What this task involves
Please output exactly the run of lines that starts at the line with "Give me a plain-text" and ends at the last line of the records below.
=====
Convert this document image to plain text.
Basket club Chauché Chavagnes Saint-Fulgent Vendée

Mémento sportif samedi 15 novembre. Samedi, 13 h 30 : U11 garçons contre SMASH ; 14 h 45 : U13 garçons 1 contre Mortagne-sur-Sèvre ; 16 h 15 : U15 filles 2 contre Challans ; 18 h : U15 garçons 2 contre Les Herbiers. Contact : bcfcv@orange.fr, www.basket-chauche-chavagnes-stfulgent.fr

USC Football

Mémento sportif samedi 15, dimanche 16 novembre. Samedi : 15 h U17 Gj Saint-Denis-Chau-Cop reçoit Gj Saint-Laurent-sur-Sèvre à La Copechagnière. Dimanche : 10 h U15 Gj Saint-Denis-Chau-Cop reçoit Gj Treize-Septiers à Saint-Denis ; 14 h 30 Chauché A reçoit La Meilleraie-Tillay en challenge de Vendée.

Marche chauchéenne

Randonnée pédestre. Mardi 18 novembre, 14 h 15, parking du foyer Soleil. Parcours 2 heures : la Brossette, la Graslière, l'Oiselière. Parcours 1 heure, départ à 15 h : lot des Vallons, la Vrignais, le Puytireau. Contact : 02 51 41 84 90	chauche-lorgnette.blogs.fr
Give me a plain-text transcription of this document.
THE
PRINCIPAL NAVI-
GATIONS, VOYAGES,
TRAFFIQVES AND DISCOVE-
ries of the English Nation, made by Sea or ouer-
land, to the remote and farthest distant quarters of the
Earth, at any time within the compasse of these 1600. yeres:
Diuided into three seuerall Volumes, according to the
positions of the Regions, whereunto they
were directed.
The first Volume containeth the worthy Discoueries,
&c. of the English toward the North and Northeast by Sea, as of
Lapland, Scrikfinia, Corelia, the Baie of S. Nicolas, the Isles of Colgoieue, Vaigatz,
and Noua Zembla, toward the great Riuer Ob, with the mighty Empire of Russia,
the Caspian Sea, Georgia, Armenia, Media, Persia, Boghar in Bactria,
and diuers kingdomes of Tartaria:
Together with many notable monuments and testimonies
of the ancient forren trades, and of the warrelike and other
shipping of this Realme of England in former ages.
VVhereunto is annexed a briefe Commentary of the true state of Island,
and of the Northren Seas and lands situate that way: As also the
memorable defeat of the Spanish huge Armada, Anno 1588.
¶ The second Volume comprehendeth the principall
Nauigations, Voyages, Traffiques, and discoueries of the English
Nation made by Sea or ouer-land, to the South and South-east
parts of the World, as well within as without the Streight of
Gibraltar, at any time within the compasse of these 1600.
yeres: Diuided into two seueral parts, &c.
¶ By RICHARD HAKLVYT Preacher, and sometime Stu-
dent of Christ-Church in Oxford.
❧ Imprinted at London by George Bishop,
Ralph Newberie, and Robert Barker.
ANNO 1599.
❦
=====
Response
Give me a plain-text transcription of this document.
THE
PRINCIPAL NAVI-
GATIONS, VOYAGES,
TRAFFIQVES AND DISCOVE-
ries of the English Nation, made by Sea or ouer-
land, to the remote and farthest distant quarters of the
Earth, at any time within the compasse of these 1600. yeres:
Diuided into three seuerall Volumes, according to the
positions of the Regions, whereunto they
were directed.
The first Volume containeth the worthy Discoueries,
&c. of the English toward the North and Northeast by Sea, as of
Lapland, Scrikfinia, Corelia, the Baie of S. Nicolas, the Isles of Colgoieue, Vaigatz,
and Noua Zembla, toward the great Riuer Ob, with the mighty Empire of Russia,
the Caspian Sea, Georgia, Armenia, Media, Persia, Boghar in Bactria,
and diuers kingdomes of Tartaria:
Together with many notable monuments and testimonies
of the ancient forren trades, and of the warrelike and other
shipping of this Realme of England in former ages.
VVhereunto is annexed a briefe Commentary of the true state of Island,
and of the Northren Seas and lands situate that way: As also the
memorable defeat of the Spanish huge Armada, Anno 1588.
¶ The second Volume comprehendeth the principall
Nauigations, Voyages, Traffiques, and discoueries of the English
Nation made by Sea or ouer-land, to the South and South-east
parts of the World, as well within as without the Streight of
Gibraltar, at any time within the compasse of these 1600.
yeres: Diuided into two seueral parts, &c.
¶ By RICHARD HAKLVYT Preacher, and sometime Stu-
dent of Christ-Church in Oxford.
❧ Imprinted at London by George Bishop,
Ralph Newberie, and Robert Barker.
ANNO 1599.
❦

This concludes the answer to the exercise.